**Dataset records**
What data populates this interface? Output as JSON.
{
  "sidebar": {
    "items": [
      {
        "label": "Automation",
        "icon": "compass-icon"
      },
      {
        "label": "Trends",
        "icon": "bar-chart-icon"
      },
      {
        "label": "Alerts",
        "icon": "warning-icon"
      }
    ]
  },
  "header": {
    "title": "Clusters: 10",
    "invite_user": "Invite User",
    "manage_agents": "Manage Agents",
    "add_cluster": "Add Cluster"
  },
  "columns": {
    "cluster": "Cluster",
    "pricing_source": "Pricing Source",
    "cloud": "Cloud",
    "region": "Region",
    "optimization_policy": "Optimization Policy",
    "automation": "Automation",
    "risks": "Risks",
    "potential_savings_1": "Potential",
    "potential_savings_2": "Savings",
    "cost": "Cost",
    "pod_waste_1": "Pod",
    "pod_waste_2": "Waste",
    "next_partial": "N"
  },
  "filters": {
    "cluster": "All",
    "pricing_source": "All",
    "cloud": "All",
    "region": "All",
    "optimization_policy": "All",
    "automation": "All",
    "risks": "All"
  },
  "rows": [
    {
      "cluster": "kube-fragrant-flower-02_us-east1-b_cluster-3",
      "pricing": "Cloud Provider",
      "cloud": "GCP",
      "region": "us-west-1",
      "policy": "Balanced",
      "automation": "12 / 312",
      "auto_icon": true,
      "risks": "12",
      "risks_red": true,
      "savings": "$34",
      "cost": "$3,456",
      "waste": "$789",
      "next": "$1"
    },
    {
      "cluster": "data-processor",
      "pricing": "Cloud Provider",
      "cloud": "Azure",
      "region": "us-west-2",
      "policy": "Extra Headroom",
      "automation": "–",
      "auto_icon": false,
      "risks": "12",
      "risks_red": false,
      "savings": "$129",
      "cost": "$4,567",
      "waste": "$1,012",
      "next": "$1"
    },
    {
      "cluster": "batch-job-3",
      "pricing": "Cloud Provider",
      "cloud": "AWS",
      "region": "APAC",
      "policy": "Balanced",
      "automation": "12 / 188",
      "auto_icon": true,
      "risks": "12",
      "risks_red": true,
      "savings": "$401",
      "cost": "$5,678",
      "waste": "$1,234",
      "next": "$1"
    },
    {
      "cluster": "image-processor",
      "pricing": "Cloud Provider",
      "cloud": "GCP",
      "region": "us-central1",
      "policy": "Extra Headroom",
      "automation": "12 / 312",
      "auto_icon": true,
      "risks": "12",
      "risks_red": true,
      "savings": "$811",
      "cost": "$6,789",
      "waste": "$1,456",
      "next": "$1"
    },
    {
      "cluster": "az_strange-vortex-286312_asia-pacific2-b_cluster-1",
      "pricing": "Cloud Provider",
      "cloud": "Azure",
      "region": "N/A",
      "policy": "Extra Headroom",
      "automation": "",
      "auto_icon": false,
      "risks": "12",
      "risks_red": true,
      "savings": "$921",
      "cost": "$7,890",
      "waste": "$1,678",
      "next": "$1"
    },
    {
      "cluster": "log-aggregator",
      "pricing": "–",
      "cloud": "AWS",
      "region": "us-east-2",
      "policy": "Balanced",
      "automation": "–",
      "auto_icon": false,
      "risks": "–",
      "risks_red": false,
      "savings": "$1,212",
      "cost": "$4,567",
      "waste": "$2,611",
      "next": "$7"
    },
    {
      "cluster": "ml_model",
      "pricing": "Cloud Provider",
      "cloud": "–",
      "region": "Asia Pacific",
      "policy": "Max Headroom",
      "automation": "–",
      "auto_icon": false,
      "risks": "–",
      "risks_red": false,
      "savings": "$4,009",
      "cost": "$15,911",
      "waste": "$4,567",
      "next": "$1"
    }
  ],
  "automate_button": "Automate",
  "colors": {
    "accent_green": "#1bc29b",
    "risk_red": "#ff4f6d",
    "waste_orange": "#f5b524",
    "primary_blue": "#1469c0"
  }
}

**Exercise requirements**
Go through the records above, find every line with the word "processor", and list those lines.

**Output of the task**
      "cluster": "data-processor",
      "cluster": "image-processor",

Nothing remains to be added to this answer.